--- Short exercise ---
Wherever the string "laranja" appears, copy the whole line.

--- Extracted entries ---
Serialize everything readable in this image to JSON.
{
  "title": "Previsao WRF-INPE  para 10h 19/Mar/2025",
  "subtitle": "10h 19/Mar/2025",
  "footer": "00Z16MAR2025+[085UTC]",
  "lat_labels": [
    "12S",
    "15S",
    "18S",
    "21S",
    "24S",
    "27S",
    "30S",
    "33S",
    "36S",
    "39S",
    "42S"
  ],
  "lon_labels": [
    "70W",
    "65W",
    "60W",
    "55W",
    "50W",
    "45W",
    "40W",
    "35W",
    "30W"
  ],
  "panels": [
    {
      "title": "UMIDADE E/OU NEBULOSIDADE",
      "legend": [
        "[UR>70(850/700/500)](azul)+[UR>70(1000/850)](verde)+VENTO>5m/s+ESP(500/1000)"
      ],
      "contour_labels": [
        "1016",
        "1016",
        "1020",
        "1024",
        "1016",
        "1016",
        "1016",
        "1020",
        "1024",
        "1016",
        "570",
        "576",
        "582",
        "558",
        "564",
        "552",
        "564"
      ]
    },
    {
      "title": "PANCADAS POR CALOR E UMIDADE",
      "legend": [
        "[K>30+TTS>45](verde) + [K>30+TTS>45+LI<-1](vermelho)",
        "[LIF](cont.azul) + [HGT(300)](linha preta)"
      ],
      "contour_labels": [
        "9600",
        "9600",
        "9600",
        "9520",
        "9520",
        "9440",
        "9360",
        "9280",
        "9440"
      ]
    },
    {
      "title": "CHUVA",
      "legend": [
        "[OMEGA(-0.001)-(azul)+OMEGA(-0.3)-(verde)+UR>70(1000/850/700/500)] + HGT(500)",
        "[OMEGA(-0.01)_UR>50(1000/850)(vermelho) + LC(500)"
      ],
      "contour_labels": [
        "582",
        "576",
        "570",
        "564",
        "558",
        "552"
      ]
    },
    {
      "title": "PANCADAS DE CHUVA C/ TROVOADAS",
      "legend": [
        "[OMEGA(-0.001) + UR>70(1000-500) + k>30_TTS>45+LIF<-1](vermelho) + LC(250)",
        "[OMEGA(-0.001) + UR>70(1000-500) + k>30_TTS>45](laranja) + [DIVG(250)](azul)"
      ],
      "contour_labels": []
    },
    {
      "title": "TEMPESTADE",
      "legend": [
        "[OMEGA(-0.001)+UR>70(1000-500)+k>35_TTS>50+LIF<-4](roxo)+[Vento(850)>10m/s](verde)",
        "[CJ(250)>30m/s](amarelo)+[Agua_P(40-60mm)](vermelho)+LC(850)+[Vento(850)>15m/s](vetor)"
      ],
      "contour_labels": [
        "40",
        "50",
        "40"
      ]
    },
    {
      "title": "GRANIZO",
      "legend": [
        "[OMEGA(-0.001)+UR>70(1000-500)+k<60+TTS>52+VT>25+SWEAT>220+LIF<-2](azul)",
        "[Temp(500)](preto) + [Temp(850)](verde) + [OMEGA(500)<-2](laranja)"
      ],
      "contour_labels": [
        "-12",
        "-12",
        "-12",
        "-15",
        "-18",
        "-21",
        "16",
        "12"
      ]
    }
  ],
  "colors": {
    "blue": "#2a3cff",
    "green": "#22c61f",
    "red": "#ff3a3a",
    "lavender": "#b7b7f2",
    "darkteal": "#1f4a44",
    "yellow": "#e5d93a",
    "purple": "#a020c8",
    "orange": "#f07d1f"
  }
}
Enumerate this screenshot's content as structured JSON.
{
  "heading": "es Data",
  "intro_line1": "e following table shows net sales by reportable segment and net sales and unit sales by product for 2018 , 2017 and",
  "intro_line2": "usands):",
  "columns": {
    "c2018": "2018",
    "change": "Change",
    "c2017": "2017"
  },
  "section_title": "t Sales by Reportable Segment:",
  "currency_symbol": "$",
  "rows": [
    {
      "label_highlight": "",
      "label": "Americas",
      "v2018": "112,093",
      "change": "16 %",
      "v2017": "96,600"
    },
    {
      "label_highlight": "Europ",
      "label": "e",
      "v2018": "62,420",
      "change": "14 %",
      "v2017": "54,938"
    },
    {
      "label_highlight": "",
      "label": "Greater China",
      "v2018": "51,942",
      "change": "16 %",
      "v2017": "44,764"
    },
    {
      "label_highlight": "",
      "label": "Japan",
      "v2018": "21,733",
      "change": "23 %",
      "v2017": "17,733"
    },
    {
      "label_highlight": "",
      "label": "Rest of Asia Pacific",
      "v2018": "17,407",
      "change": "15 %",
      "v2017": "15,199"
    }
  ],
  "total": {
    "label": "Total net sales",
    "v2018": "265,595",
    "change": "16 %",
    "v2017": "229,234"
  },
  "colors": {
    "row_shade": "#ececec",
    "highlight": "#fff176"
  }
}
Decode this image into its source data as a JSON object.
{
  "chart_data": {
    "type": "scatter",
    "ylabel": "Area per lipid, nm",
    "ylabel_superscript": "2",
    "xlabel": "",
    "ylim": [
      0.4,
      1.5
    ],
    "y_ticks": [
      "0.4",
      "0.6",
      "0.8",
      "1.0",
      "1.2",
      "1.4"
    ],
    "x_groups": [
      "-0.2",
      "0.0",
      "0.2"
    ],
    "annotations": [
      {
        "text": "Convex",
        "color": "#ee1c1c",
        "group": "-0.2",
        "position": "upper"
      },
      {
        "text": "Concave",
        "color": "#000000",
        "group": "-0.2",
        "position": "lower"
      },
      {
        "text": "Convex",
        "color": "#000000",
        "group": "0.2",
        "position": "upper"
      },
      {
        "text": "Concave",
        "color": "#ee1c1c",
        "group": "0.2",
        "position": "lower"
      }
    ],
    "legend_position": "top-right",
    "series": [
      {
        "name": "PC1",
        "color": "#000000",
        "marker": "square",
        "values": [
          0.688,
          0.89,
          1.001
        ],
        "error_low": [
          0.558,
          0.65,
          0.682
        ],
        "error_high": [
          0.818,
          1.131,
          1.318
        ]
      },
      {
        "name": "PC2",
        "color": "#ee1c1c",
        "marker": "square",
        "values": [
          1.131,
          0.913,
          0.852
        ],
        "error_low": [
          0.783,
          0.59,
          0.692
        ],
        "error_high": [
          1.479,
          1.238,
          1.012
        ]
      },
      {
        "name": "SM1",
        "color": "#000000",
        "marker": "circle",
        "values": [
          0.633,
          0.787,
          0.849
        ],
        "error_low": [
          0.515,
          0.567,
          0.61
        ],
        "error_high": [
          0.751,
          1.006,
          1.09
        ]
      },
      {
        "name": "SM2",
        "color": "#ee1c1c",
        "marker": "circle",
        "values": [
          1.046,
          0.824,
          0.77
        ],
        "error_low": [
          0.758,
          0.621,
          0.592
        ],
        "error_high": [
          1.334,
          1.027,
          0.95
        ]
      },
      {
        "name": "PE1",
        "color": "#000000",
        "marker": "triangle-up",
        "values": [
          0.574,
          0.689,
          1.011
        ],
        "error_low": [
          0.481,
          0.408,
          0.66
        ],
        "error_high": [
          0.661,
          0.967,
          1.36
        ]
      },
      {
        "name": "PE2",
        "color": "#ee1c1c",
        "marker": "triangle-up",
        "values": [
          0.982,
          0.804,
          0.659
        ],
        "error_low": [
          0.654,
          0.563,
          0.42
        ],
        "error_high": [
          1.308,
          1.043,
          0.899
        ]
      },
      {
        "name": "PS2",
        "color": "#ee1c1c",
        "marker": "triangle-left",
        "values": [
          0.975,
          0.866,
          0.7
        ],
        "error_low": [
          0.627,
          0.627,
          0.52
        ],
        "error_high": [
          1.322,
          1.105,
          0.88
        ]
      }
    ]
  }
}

--- Answer to this problem ---
        "[OMEGA(-0.001) + UR>70(1000-500) + k>30_TTS>45](laranja) + [DIVG(250)](azul)"
        "[Temp(500)](preto) + [Temp(850)](verde) + [OMEGA(500)<-2](laranja)"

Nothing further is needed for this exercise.